[Dataset entries]
+ + + + +
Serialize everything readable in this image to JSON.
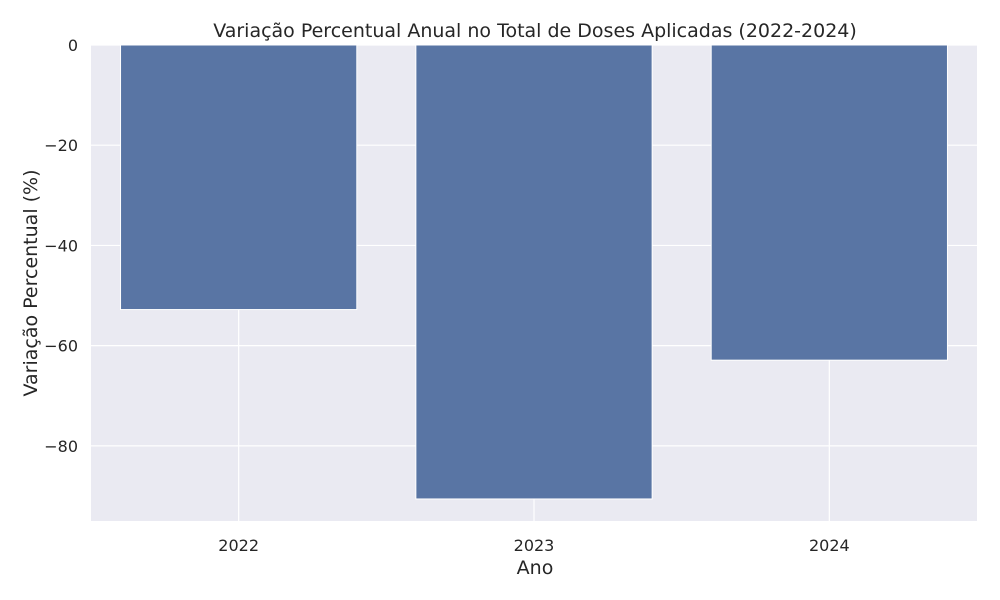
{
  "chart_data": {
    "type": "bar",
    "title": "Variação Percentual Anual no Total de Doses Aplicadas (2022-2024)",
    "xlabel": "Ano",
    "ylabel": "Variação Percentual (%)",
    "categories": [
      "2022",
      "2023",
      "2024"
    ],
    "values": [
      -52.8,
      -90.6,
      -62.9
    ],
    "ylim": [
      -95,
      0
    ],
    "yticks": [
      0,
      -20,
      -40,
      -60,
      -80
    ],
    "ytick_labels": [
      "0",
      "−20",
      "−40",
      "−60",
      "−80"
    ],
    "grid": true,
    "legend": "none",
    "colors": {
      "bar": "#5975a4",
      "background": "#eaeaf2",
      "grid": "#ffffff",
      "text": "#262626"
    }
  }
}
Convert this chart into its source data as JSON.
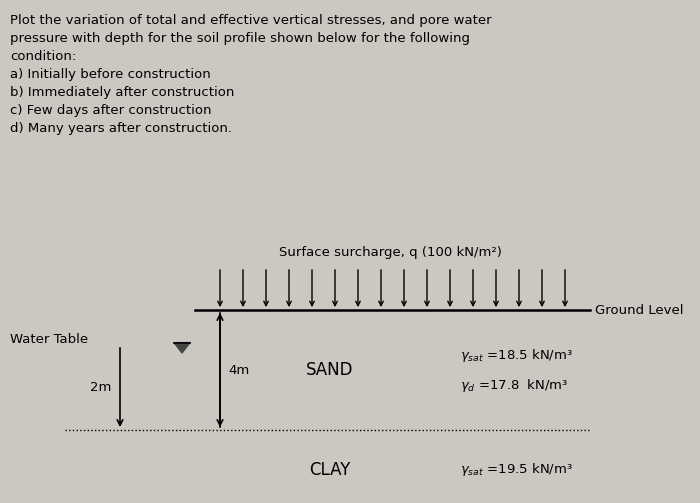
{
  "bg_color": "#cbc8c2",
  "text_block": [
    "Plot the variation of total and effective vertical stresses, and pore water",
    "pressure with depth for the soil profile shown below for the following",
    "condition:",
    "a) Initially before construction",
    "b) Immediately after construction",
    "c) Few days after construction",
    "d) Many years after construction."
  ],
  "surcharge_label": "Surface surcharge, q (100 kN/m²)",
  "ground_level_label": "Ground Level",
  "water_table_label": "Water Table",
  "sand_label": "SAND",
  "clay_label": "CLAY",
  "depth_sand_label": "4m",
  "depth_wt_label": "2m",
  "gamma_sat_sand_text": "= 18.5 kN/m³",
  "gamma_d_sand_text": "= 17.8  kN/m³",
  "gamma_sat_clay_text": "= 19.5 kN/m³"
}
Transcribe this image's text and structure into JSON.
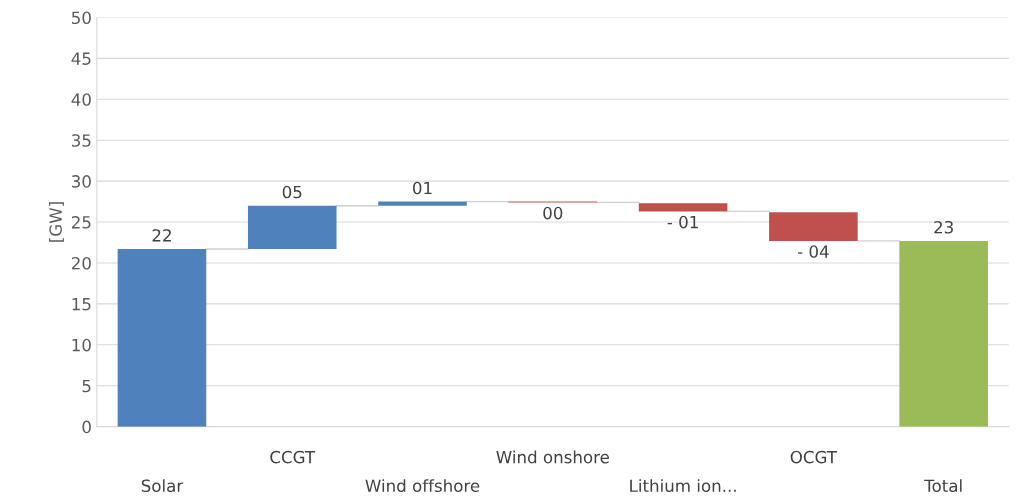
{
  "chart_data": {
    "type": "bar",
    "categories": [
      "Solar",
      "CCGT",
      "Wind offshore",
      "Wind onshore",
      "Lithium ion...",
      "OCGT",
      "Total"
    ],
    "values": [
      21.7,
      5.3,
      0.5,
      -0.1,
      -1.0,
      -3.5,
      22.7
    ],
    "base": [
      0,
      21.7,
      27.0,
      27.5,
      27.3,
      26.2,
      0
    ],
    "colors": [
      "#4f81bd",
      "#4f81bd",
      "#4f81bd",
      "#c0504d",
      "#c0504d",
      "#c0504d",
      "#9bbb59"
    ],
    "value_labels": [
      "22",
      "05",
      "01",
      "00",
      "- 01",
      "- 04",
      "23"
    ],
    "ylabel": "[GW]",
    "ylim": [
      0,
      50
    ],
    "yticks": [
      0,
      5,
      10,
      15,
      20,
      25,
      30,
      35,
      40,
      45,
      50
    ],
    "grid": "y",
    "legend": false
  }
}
+ + + + +
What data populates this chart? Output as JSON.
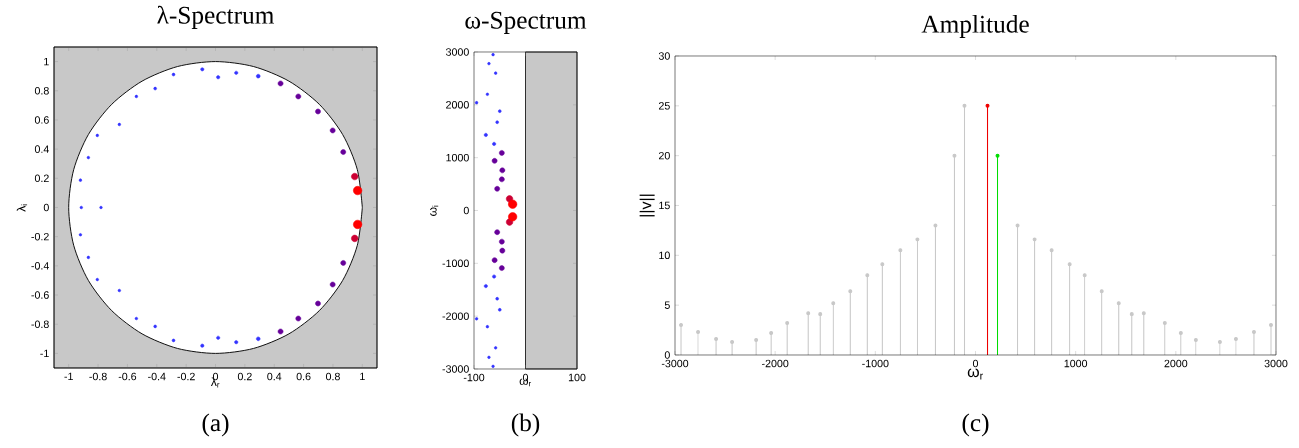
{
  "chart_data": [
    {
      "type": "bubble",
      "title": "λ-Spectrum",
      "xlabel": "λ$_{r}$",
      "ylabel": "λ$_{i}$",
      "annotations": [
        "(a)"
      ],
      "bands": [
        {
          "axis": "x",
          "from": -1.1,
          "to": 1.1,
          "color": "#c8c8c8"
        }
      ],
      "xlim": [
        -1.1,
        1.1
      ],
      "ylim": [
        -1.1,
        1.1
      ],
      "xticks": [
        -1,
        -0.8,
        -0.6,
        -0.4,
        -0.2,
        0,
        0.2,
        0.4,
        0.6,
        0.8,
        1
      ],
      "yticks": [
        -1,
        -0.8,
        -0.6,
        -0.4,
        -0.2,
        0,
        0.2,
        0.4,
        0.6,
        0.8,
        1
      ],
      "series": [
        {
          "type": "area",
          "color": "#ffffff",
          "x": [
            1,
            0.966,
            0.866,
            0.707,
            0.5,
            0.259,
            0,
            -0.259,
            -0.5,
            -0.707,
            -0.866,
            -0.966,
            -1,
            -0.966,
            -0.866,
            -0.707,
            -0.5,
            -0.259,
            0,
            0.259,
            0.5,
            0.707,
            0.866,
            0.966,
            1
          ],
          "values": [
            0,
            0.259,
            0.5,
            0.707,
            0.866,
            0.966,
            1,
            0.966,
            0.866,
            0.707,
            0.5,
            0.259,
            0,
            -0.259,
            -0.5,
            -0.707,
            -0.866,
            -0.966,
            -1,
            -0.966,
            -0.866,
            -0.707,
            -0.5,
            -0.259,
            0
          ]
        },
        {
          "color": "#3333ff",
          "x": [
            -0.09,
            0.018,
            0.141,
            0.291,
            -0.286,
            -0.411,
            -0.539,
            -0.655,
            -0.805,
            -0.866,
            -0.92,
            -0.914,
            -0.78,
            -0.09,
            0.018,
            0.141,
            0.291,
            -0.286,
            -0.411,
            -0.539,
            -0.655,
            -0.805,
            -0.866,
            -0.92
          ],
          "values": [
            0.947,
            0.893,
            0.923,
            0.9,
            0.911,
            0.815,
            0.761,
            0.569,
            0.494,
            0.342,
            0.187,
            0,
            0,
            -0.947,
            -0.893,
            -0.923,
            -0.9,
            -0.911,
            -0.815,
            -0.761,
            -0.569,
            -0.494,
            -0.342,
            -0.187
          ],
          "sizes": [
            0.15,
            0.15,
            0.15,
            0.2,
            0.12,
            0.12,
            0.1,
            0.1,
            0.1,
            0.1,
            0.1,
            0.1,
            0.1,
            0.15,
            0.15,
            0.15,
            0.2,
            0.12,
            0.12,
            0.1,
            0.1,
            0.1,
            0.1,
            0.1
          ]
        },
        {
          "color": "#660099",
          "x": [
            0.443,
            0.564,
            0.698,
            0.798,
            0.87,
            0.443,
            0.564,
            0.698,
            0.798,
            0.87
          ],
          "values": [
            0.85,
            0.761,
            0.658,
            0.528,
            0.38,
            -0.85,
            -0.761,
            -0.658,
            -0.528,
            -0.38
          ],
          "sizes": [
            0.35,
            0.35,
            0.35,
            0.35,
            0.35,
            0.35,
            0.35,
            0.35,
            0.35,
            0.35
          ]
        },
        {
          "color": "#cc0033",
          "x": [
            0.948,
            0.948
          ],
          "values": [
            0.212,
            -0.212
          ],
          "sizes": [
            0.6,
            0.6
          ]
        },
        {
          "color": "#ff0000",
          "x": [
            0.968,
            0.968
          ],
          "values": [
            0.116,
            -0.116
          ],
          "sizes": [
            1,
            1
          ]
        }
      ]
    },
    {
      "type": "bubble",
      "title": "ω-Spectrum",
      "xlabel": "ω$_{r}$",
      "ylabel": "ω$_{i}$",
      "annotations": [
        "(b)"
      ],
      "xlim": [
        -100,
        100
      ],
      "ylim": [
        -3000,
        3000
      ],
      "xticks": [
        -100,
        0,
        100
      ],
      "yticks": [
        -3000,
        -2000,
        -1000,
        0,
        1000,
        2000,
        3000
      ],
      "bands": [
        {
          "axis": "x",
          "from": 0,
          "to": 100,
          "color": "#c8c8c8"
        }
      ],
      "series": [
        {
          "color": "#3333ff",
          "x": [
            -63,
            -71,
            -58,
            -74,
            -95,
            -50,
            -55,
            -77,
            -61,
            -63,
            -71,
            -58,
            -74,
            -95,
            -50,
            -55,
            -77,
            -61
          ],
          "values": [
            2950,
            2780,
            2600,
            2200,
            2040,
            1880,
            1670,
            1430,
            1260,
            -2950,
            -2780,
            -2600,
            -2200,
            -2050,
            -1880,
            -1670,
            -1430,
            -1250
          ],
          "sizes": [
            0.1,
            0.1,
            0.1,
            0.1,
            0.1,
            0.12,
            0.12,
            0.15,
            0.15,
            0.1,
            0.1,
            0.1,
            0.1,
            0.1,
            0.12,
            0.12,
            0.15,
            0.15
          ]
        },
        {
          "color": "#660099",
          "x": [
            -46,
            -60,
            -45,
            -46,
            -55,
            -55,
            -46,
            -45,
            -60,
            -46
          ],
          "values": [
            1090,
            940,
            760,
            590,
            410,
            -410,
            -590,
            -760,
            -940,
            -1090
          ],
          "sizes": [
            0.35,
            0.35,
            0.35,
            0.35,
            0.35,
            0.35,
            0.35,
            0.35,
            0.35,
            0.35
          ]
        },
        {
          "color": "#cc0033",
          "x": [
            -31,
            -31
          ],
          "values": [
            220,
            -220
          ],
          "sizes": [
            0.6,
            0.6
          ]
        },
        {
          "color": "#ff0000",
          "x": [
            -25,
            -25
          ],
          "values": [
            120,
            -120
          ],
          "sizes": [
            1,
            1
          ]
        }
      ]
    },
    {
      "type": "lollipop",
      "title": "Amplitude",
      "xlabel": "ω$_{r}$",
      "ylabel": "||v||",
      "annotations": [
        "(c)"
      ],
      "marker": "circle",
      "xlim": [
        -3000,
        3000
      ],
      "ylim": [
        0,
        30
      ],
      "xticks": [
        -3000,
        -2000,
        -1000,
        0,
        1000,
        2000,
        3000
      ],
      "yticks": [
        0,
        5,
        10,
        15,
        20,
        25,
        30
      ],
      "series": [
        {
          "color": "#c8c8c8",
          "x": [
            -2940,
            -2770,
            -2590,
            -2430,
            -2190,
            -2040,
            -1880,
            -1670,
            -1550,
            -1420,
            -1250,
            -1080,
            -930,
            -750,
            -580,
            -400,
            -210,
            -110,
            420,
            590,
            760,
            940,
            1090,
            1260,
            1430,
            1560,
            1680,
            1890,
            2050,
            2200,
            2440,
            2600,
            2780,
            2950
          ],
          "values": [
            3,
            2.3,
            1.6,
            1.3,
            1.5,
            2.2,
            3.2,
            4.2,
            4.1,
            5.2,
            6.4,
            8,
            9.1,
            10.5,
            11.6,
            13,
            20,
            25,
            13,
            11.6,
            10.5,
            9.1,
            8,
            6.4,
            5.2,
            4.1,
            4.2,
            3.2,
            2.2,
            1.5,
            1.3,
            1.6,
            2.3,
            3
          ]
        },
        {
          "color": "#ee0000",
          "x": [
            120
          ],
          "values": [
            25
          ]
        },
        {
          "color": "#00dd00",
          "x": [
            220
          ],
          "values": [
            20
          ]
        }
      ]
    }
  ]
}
+ + + + +
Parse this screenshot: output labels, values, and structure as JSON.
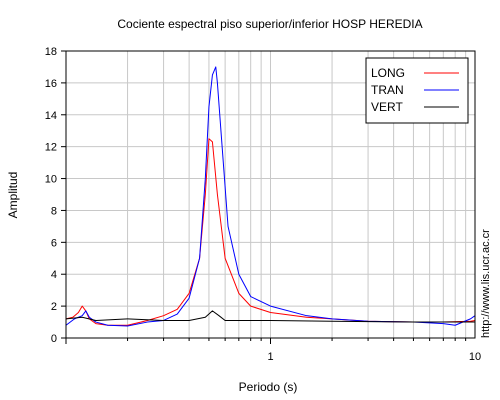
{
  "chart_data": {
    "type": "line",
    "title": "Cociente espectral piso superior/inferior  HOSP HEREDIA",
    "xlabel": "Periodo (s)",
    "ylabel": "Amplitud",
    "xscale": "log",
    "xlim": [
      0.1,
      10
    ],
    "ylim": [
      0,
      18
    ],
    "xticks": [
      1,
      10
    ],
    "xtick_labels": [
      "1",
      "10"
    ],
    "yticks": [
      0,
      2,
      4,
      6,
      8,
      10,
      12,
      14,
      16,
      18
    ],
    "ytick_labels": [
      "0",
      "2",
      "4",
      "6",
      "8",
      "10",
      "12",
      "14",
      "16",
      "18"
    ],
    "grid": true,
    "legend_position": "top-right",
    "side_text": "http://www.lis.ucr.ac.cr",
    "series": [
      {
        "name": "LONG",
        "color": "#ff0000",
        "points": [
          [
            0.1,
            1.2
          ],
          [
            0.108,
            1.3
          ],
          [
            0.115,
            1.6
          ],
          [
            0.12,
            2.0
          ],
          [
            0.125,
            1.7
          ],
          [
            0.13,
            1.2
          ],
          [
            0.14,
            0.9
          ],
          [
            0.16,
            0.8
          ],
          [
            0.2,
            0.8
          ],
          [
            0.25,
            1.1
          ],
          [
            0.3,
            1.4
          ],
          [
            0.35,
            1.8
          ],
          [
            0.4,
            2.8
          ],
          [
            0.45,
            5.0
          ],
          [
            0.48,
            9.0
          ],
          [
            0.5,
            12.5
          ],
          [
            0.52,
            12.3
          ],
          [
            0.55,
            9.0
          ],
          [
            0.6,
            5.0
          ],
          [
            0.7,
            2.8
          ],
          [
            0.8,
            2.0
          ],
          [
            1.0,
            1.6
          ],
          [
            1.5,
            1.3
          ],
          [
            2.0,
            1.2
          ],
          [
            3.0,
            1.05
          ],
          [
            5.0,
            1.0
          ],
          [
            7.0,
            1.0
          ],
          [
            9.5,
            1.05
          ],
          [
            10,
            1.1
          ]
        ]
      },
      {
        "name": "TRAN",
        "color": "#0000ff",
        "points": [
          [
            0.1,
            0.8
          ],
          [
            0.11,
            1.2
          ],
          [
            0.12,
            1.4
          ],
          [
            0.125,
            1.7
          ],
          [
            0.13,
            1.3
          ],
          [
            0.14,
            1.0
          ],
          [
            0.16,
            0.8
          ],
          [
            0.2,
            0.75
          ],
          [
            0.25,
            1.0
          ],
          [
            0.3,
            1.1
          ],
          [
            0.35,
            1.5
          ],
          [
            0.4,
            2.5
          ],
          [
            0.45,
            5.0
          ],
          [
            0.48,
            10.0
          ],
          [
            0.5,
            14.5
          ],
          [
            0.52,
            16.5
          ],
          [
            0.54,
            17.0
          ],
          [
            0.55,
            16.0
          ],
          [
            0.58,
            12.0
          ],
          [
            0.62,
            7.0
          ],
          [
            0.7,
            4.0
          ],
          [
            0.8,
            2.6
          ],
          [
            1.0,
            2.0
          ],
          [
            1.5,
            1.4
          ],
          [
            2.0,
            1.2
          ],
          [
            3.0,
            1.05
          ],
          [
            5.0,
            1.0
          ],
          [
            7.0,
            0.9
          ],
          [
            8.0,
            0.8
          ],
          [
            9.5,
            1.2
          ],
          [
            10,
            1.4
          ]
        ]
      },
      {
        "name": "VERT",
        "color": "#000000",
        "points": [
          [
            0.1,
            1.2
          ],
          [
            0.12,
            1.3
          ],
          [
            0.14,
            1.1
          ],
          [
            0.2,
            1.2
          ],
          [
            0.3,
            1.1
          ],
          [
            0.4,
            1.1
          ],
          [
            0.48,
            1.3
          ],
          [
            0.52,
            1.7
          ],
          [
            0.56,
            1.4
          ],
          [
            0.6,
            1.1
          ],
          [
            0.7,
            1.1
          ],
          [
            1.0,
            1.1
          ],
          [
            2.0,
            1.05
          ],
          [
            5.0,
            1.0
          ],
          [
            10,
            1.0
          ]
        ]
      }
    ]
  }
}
+ + + + +
▸ **OBJECTIVE**: In the material above, how many lines hold the word "ylabel"? Say only the number.

▸ **SOLUTION TO THIS EXERCISE**: 6